__Your task__
Each line that follows should be printed again exactly as it stands.

__The input__
**********

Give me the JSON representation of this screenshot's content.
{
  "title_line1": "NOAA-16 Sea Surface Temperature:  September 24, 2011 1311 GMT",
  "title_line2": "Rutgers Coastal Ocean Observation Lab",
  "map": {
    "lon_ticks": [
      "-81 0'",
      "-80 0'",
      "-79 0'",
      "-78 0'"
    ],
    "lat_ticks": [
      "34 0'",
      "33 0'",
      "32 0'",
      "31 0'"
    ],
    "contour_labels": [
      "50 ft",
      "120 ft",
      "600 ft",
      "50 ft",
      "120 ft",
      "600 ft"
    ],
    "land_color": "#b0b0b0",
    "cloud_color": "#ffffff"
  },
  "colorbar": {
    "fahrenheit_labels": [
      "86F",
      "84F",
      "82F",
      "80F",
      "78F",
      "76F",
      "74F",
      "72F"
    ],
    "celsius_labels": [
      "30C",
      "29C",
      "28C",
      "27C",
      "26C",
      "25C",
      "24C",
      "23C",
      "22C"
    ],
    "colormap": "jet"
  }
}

**********

__Task solution__
Give me the JSON representation of this screenshot's content.
{
  "title_line1": "NOAA-16 Sea Surface Temperature:  September 24, 2011 1311 GMT",
  "title_line2": "Rutgers Coastal Ocean Observation Lab",
  "map": {
    "lon_ticks": [
      "-81 0'",
      "-80 0'",
      "-79 0'",
      "-78 0'"
    ],
    "lat_ticks": [
      "34 0'",
      "33 0'",
      "32 0'",
      "31 0'"
    ],
    "contour_labels": [
      "50 ft",
      "120 ft",
      "600 ft",
      "50 ft",
      "120 ft",
      "600 ft"
    ],
    "land_color": "#b0b0b0",
    "cloud_color": "#ffffff"
  },
  "colorbar": {
    "fahrenheit_labels": [
      "86F",
      "84F",
      "82F",
      "80F",
      "78F",
      "76F",
      "74F",
      "72F"
    ],
    "celsius_labels": [
      "30C",
      "29C",
      "28C",
      "27C",
      "26C",
      "25C",
      "24C",
      "23C",
      "22C"
    ],
    "colormap": "jet"
  }
}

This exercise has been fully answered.